Exercise goal: Output the entries below exactly as written, omitting pictures.

(Data records)
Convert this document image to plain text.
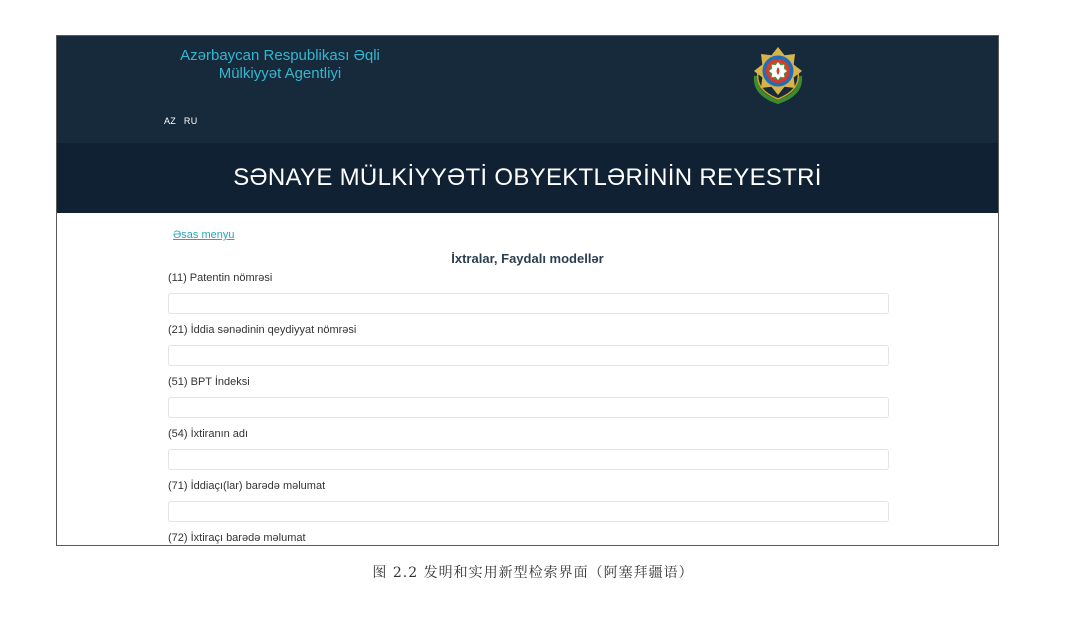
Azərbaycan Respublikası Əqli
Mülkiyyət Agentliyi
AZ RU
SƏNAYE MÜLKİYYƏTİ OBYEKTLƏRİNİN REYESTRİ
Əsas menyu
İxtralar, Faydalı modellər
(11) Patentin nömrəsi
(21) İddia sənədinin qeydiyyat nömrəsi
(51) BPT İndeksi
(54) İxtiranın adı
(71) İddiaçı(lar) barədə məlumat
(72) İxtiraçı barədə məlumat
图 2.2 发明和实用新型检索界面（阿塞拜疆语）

Finished exercise:
Convert this document image to plain text.
Azərbaycan Respublikası Əqli
Mülkiyyət Agentliyi
AZ RU
SƏNAYE MÜLKİYYƏTİ OBYEKTLƏRİNİN REYESTRİ
Əsas menyu
İxtralar, Faydalı modellər
(11) Patentin nömrəsi
(21) İddia sənədinin qeydiyyat nömrəsi
(51) BPT İndeksi
(54) İxtiranın adı
(71) İddiaçı(lar) barədə məlumat
(72) İxtiraçı barədə məlumat
图 2.2 发明和实用新型检索界面（阿塞拜疆语）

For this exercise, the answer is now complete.